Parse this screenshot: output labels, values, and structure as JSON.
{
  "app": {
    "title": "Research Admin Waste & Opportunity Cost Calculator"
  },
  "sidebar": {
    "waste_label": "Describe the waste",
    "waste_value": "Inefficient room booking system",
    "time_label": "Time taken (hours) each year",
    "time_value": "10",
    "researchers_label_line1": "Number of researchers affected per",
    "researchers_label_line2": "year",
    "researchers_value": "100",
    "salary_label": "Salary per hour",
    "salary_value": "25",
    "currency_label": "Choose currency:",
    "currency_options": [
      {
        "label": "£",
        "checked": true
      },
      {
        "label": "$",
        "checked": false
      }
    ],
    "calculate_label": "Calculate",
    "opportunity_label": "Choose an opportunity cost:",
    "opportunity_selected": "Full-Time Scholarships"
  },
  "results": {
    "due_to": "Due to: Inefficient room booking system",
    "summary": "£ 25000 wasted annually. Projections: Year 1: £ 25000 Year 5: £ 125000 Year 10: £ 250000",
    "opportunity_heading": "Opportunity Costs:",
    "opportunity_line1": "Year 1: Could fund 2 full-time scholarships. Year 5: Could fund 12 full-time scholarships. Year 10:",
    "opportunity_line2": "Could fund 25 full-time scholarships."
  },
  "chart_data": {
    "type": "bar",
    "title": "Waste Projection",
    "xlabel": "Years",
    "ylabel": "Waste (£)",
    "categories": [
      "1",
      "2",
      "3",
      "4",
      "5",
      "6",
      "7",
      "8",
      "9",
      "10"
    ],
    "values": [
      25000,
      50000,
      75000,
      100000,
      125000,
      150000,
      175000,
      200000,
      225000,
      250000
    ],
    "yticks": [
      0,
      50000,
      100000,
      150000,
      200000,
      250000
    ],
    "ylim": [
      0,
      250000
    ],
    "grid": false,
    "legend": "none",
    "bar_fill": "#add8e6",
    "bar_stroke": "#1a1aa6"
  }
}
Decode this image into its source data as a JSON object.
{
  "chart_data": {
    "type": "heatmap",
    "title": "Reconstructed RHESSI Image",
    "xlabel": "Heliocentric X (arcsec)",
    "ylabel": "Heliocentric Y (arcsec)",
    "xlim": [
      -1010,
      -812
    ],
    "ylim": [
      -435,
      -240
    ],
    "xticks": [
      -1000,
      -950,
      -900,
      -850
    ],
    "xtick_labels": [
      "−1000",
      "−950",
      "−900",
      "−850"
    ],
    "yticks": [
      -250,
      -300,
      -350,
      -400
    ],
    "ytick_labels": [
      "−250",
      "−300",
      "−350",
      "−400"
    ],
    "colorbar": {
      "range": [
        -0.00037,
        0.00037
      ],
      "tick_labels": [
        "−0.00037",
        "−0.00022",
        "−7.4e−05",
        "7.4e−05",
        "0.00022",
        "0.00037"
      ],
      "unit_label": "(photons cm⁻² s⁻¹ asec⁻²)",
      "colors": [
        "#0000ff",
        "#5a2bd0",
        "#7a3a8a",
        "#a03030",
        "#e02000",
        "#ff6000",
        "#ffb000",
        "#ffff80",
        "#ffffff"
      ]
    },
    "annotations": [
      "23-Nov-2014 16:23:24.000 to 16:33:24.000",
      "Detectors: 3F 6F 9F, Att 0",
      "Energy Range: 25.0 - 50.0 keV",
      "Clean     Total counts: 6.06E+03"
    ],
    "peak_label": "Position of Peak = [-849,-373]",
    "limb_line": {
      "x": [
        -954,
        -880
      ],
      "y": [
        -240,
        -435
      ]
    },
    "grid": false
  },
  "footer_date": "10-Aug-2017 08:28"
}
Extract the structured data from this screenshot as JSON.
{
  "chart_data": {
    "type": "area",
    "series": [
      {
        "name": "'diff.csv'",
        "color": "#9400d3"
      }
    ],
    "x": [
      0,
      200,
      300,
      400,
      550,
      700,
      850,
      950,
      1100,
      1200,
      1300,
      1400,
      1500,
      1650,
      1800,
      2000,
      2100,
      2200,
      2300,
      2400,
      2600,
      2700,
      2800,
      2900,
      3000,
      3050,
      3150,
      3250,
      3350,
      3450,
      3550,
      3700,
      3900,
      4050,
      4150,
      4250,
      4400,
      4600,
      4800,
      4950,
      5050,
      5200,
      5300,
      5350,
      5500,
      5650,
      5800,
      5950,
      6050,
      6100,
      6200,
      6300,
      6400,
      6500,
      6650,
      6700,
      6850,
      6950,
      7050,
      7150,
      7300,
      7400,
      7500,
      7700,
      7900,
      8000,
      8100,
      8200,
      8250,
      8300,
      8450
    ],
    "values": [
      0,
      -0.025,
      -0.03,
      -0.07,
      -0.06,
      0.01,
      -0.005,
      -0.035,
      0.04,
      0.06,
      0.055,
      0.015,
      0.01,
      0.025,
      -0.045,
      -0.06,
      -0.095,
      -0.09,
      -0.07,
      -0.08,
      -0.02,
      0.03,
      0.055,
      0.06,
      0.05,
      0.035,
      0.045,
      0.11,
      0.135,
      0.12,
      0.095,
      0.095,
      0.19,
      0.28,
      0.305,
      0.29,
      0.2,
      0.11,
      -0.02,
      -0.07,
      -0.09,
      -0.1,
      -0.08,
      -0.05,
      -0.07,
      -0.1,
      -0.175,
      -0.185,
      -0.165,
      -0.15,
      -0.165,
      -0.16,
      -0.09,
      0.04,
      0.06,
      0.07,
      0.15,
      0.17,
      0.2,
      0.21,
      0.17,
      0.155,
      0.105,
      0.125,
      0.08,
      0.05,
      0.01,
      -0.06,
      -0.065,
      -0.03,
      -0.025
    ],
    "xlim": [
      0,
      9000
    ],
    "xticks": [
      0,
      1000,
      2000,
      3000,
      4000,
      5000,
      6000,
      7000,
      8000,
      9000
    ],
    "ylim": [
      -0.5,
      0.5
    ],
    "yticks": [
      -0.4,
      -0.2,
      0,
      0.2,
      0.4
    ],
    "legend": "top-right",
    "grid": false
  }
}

Problem to work on
Repeat the data verbatim.

Solution to this problem
Parse this screenshot: output labels, values, and structure as JSON.
{
  "app": {
    "title": "Research Admin Waste & Opportunity Cost Calculator"
  },
  "sidebar": {
    "waste_label": "Describe the waste",
    "waste_value": "Inefficient room booking system",
    "time_label": "Time taken (hours) each year",
    "time_value": "10",
    "researchers_label_line1": "Number of researchers affected per",
    "researchers_label_line2": "year",
    "researchers_value": "100",
    "salary_label": "Salary per hour",
    "salary_value": "25",
    "currency_label": "Choose currency:",
    "currency_options": [
      {
        "label": "£",
        "checked": true
      },
      {
        "label": "$",
        "checked": false
      }
    ],
    "calculate_label": "Calculate",
    "opportunity_label": "Choose an opportunity cost:",
    "opportunity_selected": "Full-Time Scholarships"
  },
  "results": {
    "due_to": "Due to: Inefficient room booking system",
    "summary": "£ 25000 wasted annually. Projections: Year 1: £ 25000 Year 5: £ 125000 Year 10: £ 250000",
    "opportunity_heading": "Opportunity Costs:",
    "opportunity_line1": "Year 1: Could fund 2 full-time scholarships. Year 5: Could fund 12 full-time scholarships. Year 10:",
    "opportunity_line2": "Could fund 25 full-time scholarships."
  },
  "chart_data": {
    "type": "bar",
    "title": "Waste Projection",
    "xlabel": "Years",
    "ylabel": "Waste (£)",
    "categories": [
      "1",
      "2",
      "3",
      "4",
      "5",
      "6",
      "7",
      "8",
      "9",
      "10"
    ],
    "values": [
      25000,
      50000,
      75000,
      100000,
      125000,
      150000,
      175000,
      200000,
      225000,
      250000
    ],
    "yticks": [
      0,
      50000,
      100000,
      150000,
      200000,
      250000
    ],
    "ylim": [
      0,
      250000
    ],
    "grid": false,
    "legend": "none",
    "bar_fill": "#add8e6",
    "bar_stroke": "#1a1aa6"
  }
}
Decode this image into its source data as a JSON object.
{
  "chart_data": {
    "type": "heatmap",
    "title": "Reconstructed RHESSI Image",
    "xlabel": "Heliocentric X (arcsec)",
    "ylabel": "Heliocentric Y (arcsec)",
    "xlim": [
      -1010,
      -812
    ],
    "ylim": [
      -435,
      -240
    ],
    "xticks": [
      -1000,
      -950,
      -900,
      -850
    ],
    "xtick_labels": [
      "−1000",
      "−950",
      "−900",
      "−850"
    ],
    "yticks": [
      -250,
      -300,
      -350,
      -400
    ],
    "ytick_labels": [
      "−250",
      "−300",
      "−350",
      "−400"
    ],
    "colorbar": {
      "range": [
        -0.00037,
        0.00037
      ],
      "tick_labels": [
        "−0.00037",
        "−0.00022",
        "−7.4e−05",
        "7.4e−05",
        "0.00022",
        "0.00037"
      ],
      "unit_label": "(photons cm⁻² s⁻¹ asec⁻²)",
      "colors": [
        "#0000ff",
        "#5a2bd0",
        "#7a3a8a",
        "#a03030",
        "#e02000",
        "#ff6000",
        "#ffb000",
        "#ffff80",
        "#ffffff"
      ]
    },
    "annotations": [
      "23-Nov-2014 16:23:24.000 to 16:33:24.000",
      "Detectors: 3F 6F 9F, Att 0",
      "Energy Range: 25.0 - 50.0 keV",
      "Clean     Total counts: 6.06E+03"
    ],
    "peak_label": "Position of Peak = [-849,-373]",
    "limb_line": {
      "x": [
        -954,
        -880
      ],
      "y": [
        -240,
        -435
      ]
    },
    "grid": false
  },
  "footer_date": "10-Aug-2017 08:28"
}
Extract the structured data from this screenshot as JSON.
{
  "chart_data": {
    "type": "area",
    "series": [
      {
        "name": "'diff.csv'",
        "color": "#9400d3"
      }
    ],
    "x": [
      0,
      200,
      300,
      400,
      550,
      700,
      850,
      950,
      1100,
      1200,
      1300,
      1400,
      1500,
      1650,
      1800,
      2000,
      2100,
      2200,
      2300,
      2400,
      2600,
      2700,
      2800,
      2900,
      3000,
      3050,
      3150,
      3250,
      3350,
      3450,
      3550,
      3700,
      3900,
      4050,
      4150,
      4250,
      4400,
      4600,
      4800,
      4950,
      5050,
      5200,
      5300,
      5350,
      5500,
      5650,
      5800,
      5950,
      6050,
      6100,
      6200,
      6300,
      6400,
      6500,
      6650,
      6700,
      6850,
      6950,
      7050,
      7150,
      7300,
      7400,
      7500,
      7700,
      7900,
      8000,
      8100,
      8200,
      8250,
      8300,
      8450
    ],
    "values": [
      0,
      -0.025,
      -0.03,
      -0.07,
      -0.06,
      0.01,
      -0.005,
      -0.035,
      0.04,
      0.06,
      0.055,
      0.015,
      0.01,
      0.025,
      -0.045,
      -0.06,
      -0.095,
      -0.09,
      -0.07,
      -0.08,
      -0.02,
      0.03,
      0.055,
      0.06,
      0.05,
      0.035,
      0.045,
      0.11,
      0.135,
      0.12,
      0.095,
      0.095,
      0.19,
      0.28,
      0.305,
      0.29,
      0.2,
      0.11,
      -0.02,
      -0.07,
      -0.09,
      -0.1,
      -0.08,
      -0.05,
      -0.07,
      -0.1,
      -0.175,
      -0.185,
      -0.165,
      -0.15,
      -0.165,
      -0.16,
      -0.09,
      0.04,
      0.06,
      0.07,
      0.15,
      0.17,
      0.2,
      0.21,
      0.17,
      0.155,
      0.105,
      0.125,
      0.08,
      0.05,
      0.01,
      -0.06,
      -0.065,
      -0.03,
      -0.025
    ],
    "xlim": [
      0,
      9000
    ],
    "xticks": [
      0,
      1000,
      2000,
      3000,
      4000,
      5000,
      6000,
      7000,
      8000,
      9000
    ],
    "ylim": [
      -0.5,
      0.5
    ],
    "yticks": [
      -0.4,
      -0.2,
      0,
      0.2,
      0.4
    ],
    "legend": "top-right",
    "grid": false
  }
}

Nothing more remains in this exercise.